What you have to do
For the data below, work out how many lines include the string "mannen" and report only the number.
--- start Data to process ---
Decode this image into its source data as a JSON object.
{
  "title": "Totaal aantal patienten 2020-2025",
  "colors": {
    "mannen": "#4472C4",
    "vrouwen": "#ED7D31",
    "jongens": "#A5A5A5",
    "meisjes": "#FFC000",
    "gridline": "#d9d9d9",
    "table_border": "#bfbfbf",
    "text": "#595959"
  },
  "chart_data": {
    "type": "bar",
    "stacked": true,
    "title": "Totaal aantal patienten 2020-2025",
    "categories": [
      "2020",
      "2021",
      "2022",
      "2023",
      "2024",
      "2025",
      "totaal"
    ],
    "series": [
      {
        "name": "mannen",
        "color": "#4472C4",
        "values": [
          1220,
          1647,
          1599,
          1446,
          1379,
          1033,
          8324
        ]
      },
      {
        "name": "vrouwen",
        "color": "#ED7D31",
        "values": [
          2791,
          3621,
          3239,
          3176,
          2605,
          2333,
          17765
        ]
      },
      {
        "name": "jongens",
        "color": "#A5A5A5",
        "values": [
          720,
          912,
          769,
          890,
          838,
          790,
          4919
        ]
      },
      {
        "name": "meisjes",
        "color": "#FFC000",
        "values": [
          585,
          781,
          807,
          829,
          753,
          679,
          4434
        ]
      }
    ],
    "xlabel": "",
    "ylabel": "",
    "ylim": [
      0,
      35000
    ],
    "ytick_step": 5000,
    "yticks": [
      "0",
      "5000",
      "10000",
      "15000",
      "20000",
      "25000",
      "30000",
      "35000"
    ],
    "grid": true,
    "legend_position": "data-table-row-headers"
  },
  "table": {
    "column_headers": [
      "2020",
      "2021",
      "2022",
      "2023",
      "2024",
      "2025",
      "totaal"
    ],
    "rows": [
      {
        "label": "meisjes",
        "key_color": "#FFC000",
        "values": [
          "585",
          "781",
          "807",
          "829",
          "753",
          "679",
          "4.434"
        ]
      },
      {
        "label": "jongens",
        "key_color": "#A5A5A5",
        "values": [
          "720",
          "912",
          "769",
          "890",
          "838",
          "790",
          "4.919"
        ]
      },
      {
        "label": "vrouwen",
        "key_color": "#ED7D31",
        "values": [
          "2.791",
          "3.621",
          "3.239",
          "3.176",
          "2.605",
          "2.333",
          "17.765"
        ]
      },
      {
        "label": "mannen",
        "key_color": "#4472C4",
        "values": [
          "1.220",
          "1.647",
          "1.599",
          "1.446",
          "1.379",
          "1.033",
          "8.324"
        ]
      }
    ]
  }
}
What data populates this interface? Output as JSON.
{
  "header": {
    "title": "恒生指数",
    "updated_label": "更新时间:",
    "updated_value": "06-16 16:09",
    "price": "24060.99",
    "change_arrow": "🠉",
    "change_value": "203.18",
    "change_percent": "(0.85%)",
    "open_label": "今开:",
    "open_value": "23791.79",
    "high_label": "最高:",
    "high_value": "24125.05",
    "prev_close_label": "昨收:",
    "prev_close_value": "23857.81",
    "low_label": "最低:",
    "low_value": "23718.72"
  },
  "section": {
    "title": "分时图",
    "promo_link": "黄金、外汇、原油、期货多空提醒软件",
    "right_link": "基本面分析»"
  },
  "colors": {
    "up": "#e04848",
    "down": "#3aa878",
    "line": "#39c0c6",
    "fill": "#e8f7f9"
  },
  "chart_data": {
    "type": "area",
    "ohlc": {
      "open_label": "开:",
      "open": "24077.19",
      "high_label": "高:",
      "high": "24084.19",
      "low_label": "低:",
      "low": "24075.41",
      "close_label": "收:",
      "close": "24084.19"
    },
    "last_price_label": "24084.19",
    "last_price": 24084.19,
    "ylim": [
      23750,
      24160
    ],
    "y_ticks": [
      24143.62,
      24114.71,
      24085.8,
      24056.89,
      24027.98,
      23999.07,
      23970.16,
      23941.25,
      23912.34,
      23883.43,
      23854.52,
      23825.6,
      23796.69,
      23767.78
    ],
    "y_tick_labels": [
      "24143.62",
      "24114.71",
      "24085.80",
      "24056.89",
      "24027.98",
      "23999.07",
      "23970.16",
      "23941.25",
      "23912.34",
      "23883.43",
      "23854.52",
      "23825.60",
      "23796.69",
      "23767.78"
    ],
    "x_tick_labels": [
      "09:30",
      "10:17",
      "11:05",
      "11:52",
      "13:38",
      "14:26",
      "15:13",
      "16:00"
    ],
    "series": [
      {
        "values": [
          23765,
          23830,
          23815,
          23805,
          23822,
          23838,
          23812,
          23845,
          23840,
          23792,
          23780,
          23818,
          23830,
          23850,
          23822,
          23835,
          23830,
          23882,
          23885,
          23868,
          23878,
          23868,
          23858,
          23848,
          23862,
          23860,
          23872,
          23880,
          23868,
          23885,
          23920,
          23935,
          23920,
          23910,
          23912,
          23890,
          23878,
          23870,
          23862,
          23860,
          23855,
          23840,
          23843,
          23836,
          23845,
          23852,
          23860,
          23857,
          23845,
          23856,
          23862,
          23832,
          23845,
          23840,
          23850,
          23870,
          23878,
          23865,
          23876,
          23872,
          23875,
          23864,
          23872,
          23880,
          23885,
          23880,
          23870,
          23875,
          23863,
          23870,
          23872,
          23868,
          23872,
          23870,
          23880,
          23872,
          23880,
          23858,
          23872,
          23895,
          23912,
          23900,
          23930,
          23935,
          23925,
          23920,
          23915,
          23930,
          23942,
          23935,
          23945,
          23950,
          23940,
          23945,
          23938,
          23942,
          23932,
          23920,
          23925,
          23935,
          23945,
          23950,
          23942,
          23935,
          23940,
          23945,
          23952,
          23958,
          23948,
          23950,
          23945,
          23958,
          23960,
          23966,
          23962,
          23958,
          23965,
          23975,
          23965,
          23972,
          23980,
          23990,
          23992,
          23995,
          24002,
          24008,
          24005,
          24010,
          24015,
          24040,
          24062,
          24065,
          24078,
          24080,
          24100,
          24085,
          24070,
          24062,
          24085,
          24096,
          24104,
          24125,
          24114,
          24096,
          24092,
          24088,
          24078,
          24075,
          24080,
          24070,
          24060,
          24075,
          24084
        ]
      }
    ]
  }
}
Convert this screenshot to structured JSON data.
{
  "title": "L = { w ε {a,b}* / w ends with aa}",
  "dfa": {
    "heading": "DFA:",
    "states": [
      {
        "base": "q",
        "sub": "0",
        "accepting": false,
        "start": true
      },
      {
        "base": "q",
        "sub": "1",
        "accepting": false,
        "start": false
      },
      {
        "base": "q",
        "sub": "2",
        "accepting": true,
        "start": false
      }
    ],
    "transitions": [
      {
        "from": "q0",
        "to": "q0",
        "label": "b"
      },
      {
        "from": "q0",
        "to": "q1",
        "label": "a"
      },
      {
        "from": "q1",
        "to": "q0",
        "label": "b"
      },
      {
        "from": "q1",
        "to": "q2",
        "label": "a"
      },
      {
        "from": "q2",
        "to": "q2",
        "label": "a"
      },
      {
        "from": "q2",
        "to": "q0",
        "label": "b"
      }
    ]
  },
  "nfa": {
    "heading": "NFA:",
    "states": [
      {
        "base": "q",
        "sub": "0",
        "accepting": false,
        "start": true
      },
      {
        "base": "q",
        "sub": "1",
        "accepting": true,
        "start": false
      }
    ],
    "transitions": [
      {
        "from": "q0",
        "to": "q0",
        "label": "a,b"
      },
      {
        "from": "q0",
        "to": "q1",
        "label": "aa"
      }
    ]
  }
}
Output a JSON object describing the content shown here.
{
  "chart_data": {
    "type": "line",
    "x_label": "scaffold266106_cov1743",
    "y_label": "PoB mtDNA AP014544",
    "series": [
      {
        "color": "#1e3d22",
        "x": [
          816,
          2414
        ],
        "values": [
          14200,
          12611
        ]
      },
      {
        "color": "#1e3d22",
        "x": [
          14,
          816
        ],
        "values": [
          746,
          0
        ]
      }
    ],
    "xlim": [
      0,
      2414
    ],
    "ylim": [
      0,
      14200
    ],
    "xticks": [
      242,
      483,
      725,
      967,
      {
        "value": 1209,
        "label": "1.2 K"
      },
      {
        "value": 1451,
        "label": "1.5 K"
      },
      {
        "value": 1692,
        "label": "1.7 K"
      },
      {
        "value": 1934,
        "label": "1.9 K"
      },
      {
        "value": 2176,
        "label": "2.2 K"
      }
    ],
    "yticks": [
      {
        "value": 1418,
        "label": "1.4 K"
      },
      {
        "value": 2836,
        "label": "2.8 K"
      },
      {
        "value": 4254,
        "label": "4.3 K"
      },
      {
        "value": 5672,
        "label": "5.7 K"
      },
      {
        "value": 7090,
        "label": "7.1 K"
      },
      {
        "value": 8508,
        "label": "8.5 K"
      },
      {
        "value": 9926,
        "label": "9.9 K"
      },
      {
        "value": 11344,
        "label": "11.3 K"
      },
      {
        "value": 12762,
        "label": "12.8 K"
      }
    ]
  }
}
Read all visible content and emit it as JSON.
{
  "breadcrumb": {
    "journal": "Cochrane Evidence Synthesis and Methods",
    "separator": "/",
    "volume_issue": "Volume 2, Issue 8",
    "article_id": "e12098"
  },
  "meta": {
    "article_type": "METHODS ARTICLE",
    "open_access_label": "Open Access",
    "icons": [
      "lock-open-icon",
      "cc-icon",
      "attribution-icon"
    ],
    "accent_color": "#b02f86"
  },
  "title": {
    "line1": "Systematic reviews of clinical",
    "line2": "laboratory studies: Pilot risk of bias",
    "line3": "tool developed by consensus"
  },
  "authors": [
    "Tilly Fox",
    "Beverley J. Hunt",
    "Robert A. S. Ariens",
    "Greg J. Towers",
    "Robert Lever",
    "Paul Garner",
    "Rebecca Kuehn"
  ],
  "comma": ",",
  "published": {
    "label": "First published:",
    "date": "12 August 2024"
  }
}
--- end Data to process ---
Finished answer
3